*WHAT THE TASK REQUIRES*
Leave out the pictures and repeat every record exactly.
———
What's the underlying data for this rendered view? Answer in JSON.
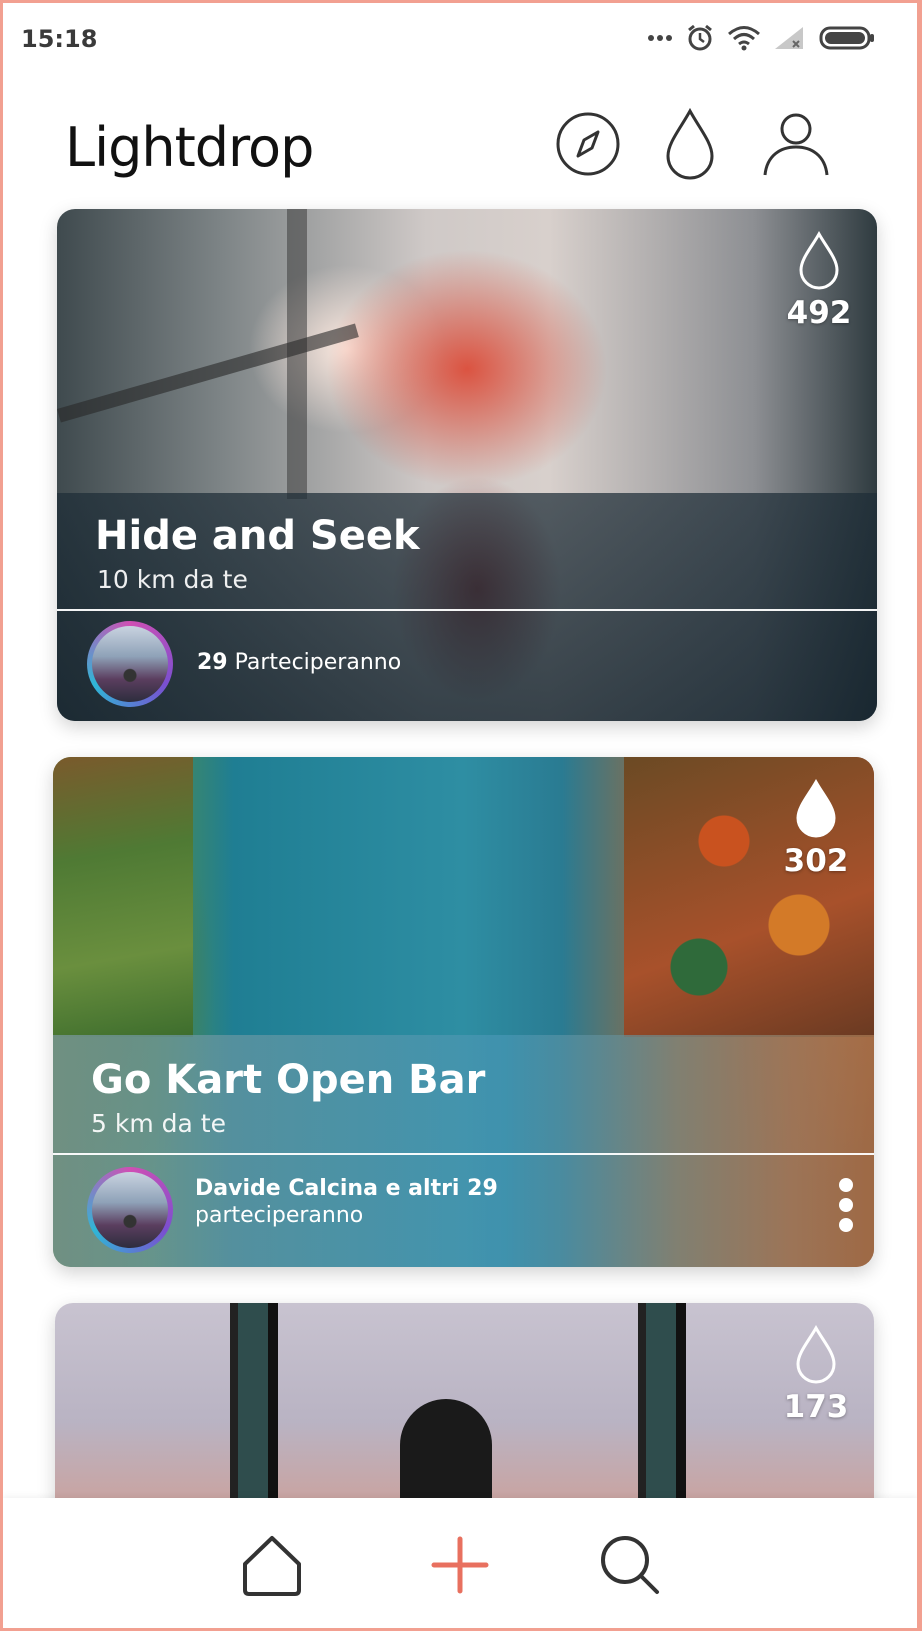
{
  "status_bar": {
    "time": "15:18",
    "icons": [
      "more-dots-icon",
      "alarm-icon",
      "wifi-icon",
      "signal-icon",
      "battery-icon"
    ]
  },
  "header": {
    "app_title": "Lightdrop",
    "actions": [
      "compass-icon",
      "drop-icon",
      "profile-icon"
    ]
  },
  "events": [
    {
      "title": "Hide and Seek",
      "distance": "10 km da te",
      "drops": "492",
      "drop_filled": false,
      "participants_count": "29",
      "participants_label": "Parteciperanno",
      "image": "red-smoke-stairwell"
    },
    {
      "title": "Go Kart Open Bar",
      "distance": "5 km da te",
      "drops": "302",
      "drop_filled": true,
      "participants_name": "Davide Calcina e altri 29",
      "participants_label": "parteciperanno",
      "image": "aerial-lake-autumn-trees"
    },
    {
      "drops": "173",
      "drop_filled": false,
      "image": "silhouette-window-sunset"
    }
  ],
  "bottom_nav": {
    "items": [
      "home-icon",
      "add-icon",
      "search-icon"
    ],
    "accent_color": "#e8705f"
  }
}
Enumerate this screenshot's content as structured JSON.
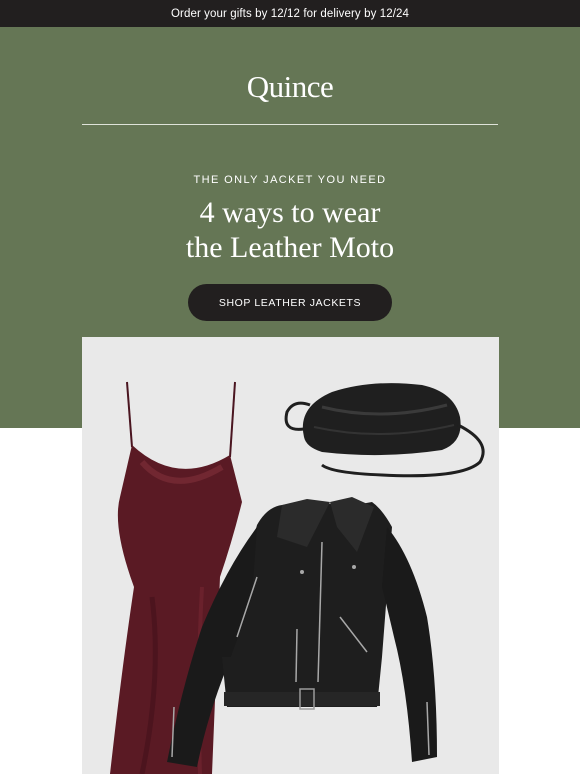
{
  "announcement": {
    "text": "Order your gifts by 12/12 for delivery by 12/24"
  },
  "brand": {
    "logo_text": "Quince"
  },
  "hero": {
    "eyebrow": "THE ONLY JACKET YOU NEED",
    "headline_line1": "4 ways to wear",
    "headline_line2": "the Leather Moto",
    "cta_label": "SHOP LEATHER JACKETS"
  },
  "colors": {
    "announcement_bg": "#221f1f",
    "hero_bg": "#657655",
    "cta_bg": "#221f1f",
    "image_bg": "#e9e9e9",
    "dress": "#5a1a24",
    "leather": "#1e1e1e"
  },
  "product_image": {
    "items": [
      "burgundy-slip-dress",
      "black-leather-pouch-bag",
      "black-leather-moto-jacket"
    ]
  }
}
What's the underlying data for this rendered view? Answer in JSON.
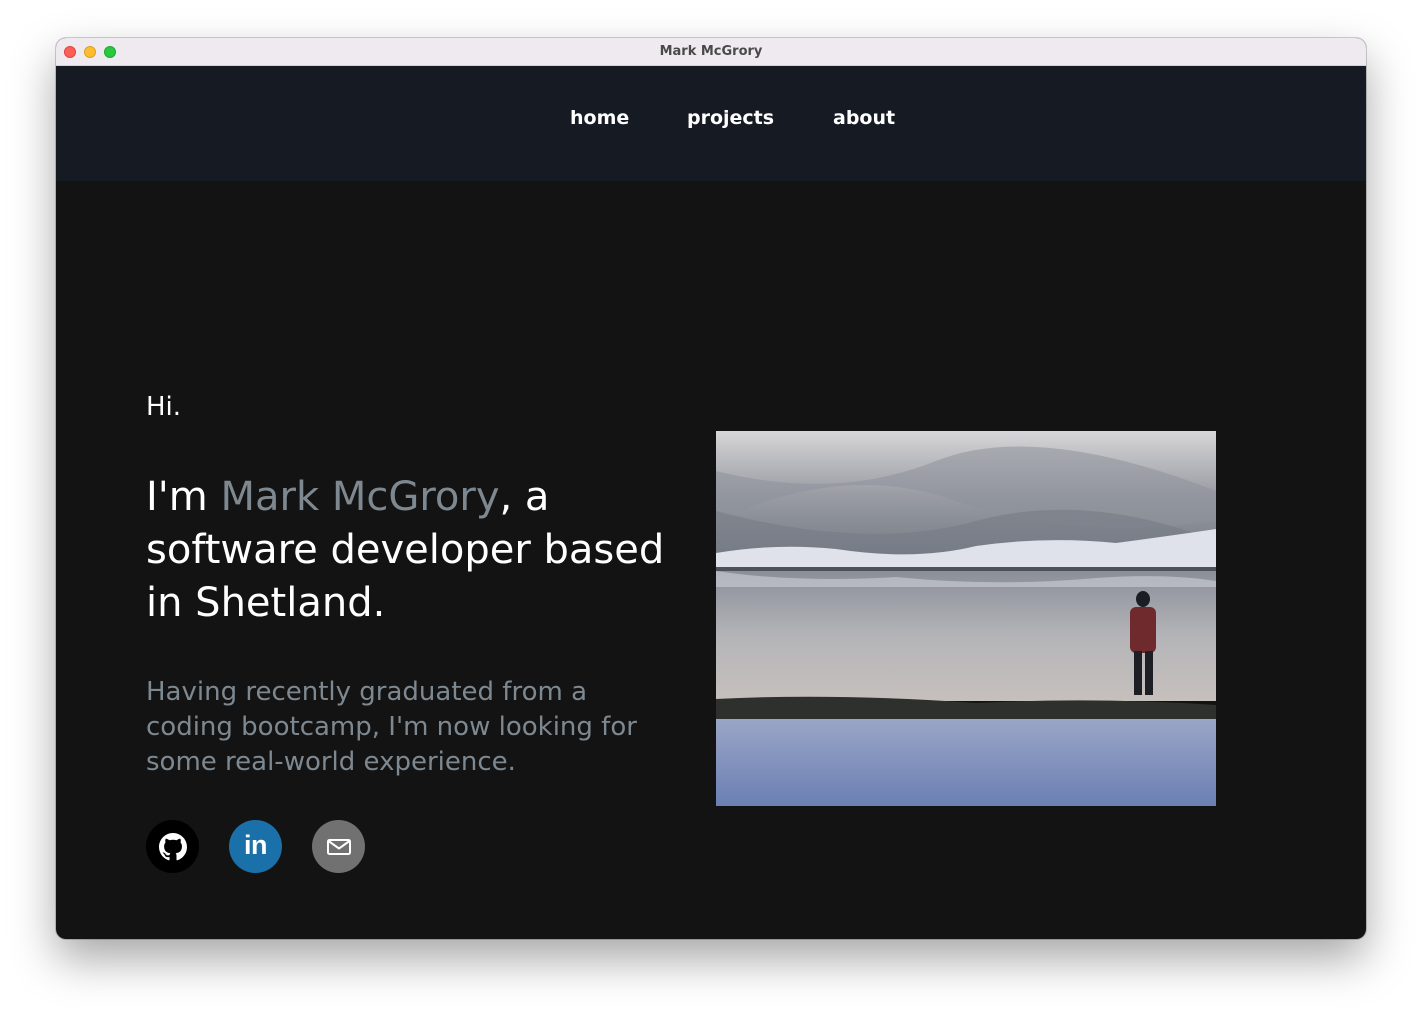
{
  "window": {
    "title": "Mark McGrory"
  },
  "nav": {
    "items": [
      {
        "label": "home"
      },
      {
        "label": "projects"
      },
      {
        "label": "about"
      }
    ]
  },
  "hero": {
    "greeting": "Hi.",
    "headline_prefix": "I'm ",
    "name": "Mark McGrory",
    "headline_suffix": ", a software developer based in Shetland.",
    "bio": "Having recently graduated from a coding bootcamp, I'm now looking for some real-world experience."
  },
  "social": [
    {
      "icon": "github-icon",
      "color": "#000000"
    },
    {
      "icon": "linkedin-icon",
      "color": "#1a71a9",
      "text": "in"
    },
    {
      "icon": "mail-icon",
      "color": "#717171"
    }
  ],
  "photo": {
    "description_icon": "landscape-photo"
  },
  "colors": {
    "page_bg": "#131313",
    "nav_bg": "#161b23",
    "accent_name": "#7d8891",
    "bio_text": "#7d8891"
  }
}
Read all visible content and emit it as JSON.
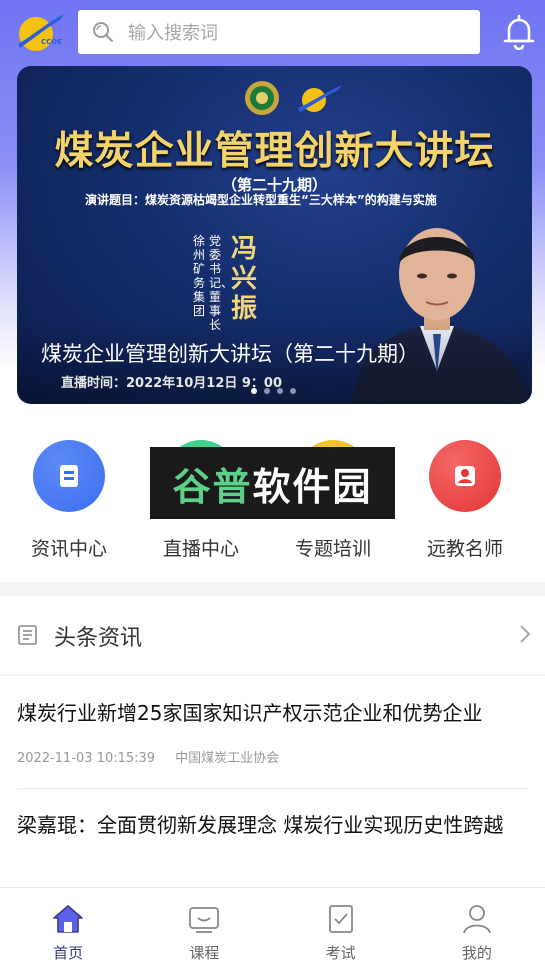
{
  "search": {
    "placeholder": "输入搜索词"
  },
  "banner": {
    "title": "煤炭企业管理创新大讲坛",
    "issue": "（第二十九期）",
    "topic": "演讲题目：煤炭资源枯竭型企业转型重生“三大样本”的构建与实施",
    "org_vertical": "徐州矿务集团",
    "role_vertical": "党委书记、董事长",
    "speaker": "冯兴振",
    "caption": "煤炭企业管理创新大讲坛（第二十九期）",
    "time": "直播时间：2022年10月12日 9：00",
    "slide_count": 4,
    "active_slide": 1
  },
  "entries": [
    {
      "label": "资讯中心",
      "icon": "document-icon",
      "color": "#3c6ef0"
    },
    {
      "label": "直播中心",
      "icon": "live-icon",
      "color": "#3fcf8e"
    },
    {
      "label": "专题培训",
      "icon": "training-icon",
      "color": "#f3c32b"
    },
    {
      "label": "远教名师",
      "icon": "teacher-icon",
      "color": "#ea3a3a"
    }
  ],
  "watermark": {
    "part1": "谷普",
    "part2": "软件园"
  },
  "news": {
    "section_title": "头条资讯",
    "items": [
      {
        "title": "煤炭行业新增25家国家知识产权示范企业和优势企业",
        "date": "2022-11-03 10:15:39",
        "source": "中国煤炭工业协会"
      },
      {
        "title": "梁嘉琨：全面贯彻新发展理念 煤炭行业实现历史性跨越"
      }
    ]
  },
  "tabbar": {
    "items": [
      {
        "label": "首页",
        "icon": "home-icon",
        "active": true
      },
      {
        "label": "课程",
        "icon": "course-icon"
      },
      {
        "label": "考试",
        "icon": "exam-icon"
      },
      {
        "label": "我的",
        "icon": "user-icon"
      }
    ]
  },
  "colors": {
    "accent": "#6f74f2",
    "tab_active": "#3a3a8a"
  }
}
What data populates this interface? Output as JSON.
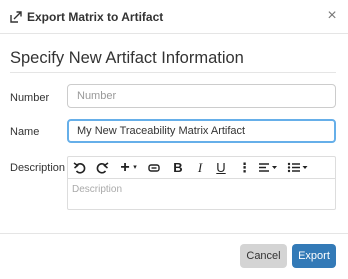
{
  "dialog": {
    "title": "Export Matrix to Artifact",
    "close_icon": "close-icon",
    "header_icon": "export-icon"
  },
  "form": {
    "section_title": "Specify New Artifact Information",
    "number": {
      "label": "Number",
      "value": "",
      "placeholder": "Number"
    },
    "name": {
      "label": "Name",
      "value": "My New Traceability Matrix Artifact"
    },
    "description": {
      "label": "Description",
      "placeholder": "Description",
      "toolbar": [
        "undo-icon",
        "redo-icon",
        "insert-plus-icon",
        "link-icon",
        "bold-icon",
        "italic-icon",
        "underline-icon",
        "more-vertical-icon",
        "align-icon",
        "list-icon"
      ],
      "toolbar_glyphs": {
        "insert": "+",
        "bold": "B",
        "italic": "I",
        "underline": "U",
        "more": "⋮"
      }
    }
  },
  "footer": {
    "cancel_label": "Cancel",
    "export_label": "Export"
  },
  "colors": {
    "primary": "#337ab7",
    "cancel_bg": "#d4d4d4",
    "focus_border": "#66afe9"
  }
}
———
*THE COMPLETED TASK*
What's the underlying data for this rendered view? Answer in JSON.
{
  "status_bar": {
    "time": "15:18",
    "icons": [
      "more-dots-icon",
      "alarm-icon",
      "wifi-icon",
      "signal-icon",
      "battery-icon"
    ]
  },
  "header": {
    "app_title": "Lightdrop",
    "actions": [
      "compass-icon",
      "drop-icon",
      "profile-icon"
    ]
  },
  "events": [
    {
      "title": "Hide and Seek",
      "distance": "10 km da te",
      "drops": "492",
      "drop_filled": false,
      "participants_count": "29",
      "participants_label": "Parteciperanno",
      "image": "red-smoke-stairwell"
    },
    {
      "title": "Go Kart Open Bar",
      "distance": "5 km da te",
      "drops": "302",
      "drop_filled": true,
      "participants_name": "Davide Calcina e altri 29",
      "participants_label": "parteciperanno",
      "image": "aerial-lake-autumn-trees"
    },
    {
      "drops": "173",
      "drop_filled": false,
      "image": "silhouette-window-sunset"
    }
  ],
  "bottom_nav": {
    "items": [
      "home-icon",
      "add-icon",
      "search-icon"
    ],
    "accent_color": "#e8705f"
  }
}
Enumerate this screenshot's content as structured JSON.
{
  "announcement": {
    "text": "Order your gifts by 12/12 for delivery by 12/24"
  },
  "brand": {
    "logo_text": "Quince"
  },
  "hero": {
    "eyebrow": "THE ONLY JACKET YOU NEED",
    "headline_line1": "4 ways to wear",
    "headline_line2": "the Leather Moto",
    "cta_label": "SHOP LEATHER JACKETS"
  },
  "colors": {
    "announcement_bg": "#221f1f",
    "hero_bg": "#657655",
    "cta_bg": "#221f1f",
    "image_bg": "#e9e9e9",
    "dress": "#5a1a24",
    "leather": "#1e1e1e"
  },
  "product_image": {
    "items": [
      "burgundy-slip-dress",
      "black-leather-pouch-bag",
      "black-leather-moto-jacket"
    ]
  }
}
What's the underlying data for this rendered view? Answer in JSON.
{
  "window": {
    "title": "Mark McGrory"
  },
  "nav": {
    "items": [
      {
        "label": "home"
      },
      {
        "label": "projects"
      },
      {
        "label": "about"
      }
    ]
  },
  "hero": {
    "greeting": "Hi.",
    "headline_prefix": "I'm ",
    "name": "Mark McGrory",
    "headline_suffix": ", a software developer based in Shetland.",
    "bio": "Having recently graduated from a coding bootcamp, I'm now looking for some real-world experience."
  },
  "social": [
    {
      "icon": "github-icon",
      "color": "#000000"
    },
    {
      "icon": "linkedin-icon",
      "color": "#1a71a9",
      "text": "in"
    },
    {
      "icon": "mail-icon",
      "color": "#717171"
    }
  ],
  "photo": {
    "description_icon": "landscape-photo"
  },
  "colors": {
    "page_bg": "#131313",
    "nav_bg": "#161b23",
    "accent_name": "#7d8891",
    "bio_text": "#7d8891"
  }
}
Read all visible content and emit it as JSON.
{
  "search": {
    "placeholder": "输入搜索词"
  },
  "banner": {
    "title": "煤炭企业管理创新大讲坛",
    "issue": "（第二十九期）",
    "topic": "演讲题目：煤炭资源枯竭型企业转型重生“三大样本”的构建与实施",
    "org_vertical": "徐州矿务集团",
    "role_vertical": "党委书记、董事长",
    "speaker": "冯兴振",
    "caption": "煤炭企业管理创新大讲坛（第二十九期）",
    "time": "直播时间：2022年10月12日 9：00",
    "slide_count": 4,
    "active_slide": 1
  },
  "entries": [
    {
      "label": "资讯中心",
      "icon": "document-icon",
      "color": "#3c6ef0"
    },
    {
      "label": "直播中心",
      "icon": "live-icon",
      "color": "#3fcf8e"
    },
    {
      "label": "专题培训",
      "icon": "training-icon",
      "color": "#f3c32b"
    },
    {
      "label": "远教名师",
      "icon": "teacher-icon",
      "color": "#ea3a3a"
    }
  ],
  "watermark": {
    "part1": "谷普",
    "part2": "软件园"
  },
  "news": {
    "section_title": "头条资讯",
    "items": [
      {
        "title": "煤炭行业新增25家国家知识产权示范企业和优势企业",
        "date": "2022-11-03 10:15:39",
        "source": "中国煤炭工业协会"
      },
      {
        "title": "梁嘉琨：全面贯彻新发展理念 煤炭行业实现历史性跨越"
      }
    ]
  },
  "tabbar": {
    "items": [
      {
        "label": "首页",
        "icon": "home-icon",
        "active": true
      },
      {
        "label": "课程",
        "icon": "course-icon"
      },
      {
        "label": "考试",
        "icon": "exam-icon"
      },
      {
        "label": "我的",
        "icon": "user-icon"
      }
    ]
  },
  "colors": {
    "accent": "#6f74f2",
    "tab_active": "#3a3a8a"
  }
}
What data populates this interface? Output as JSON.
{
  "dialog": {
    "title": "Export Matrix to Artifact",
    "close_icon": "close-icon",
    "header_icon": "export-icon"
  },
  "form": {
    "section_title": "Specify New Artifact Information",
    "number": {
      "label": "Number",
      "value": "",
      "placeholder": "Number"
    },
    "name": {
      "label": "Name",
      "value": "My New Traceability Matrix Artifact"
    },
    "description": {
      "label": "Description",
      "placeholder": "Description",
      "toolbar": [
        "undo-icon",
        "redo-icon",
        "insert-plus-icon",
        "link-icon",
        "bold-icon",
        "italic-icon",
        "underline-icon",
        "more-vertical-icon",
        "align-icon",
        "list-icon"
      ],
      "toolbar_glyphs": {
        "insert": "+",
        "bold": "B",
        "italic": "I",
        "underline": "U",
        "more": "⋮"
      }
    }
  },
  "footer": {
    "cancel_label": "Cancel",
    "export_label": "Export"
  },
  "colors": {
    "primary": "#337ab7",
    "cancel_bg": "#d4d4d4",
    "focus_border": "#66afe9"
  }
}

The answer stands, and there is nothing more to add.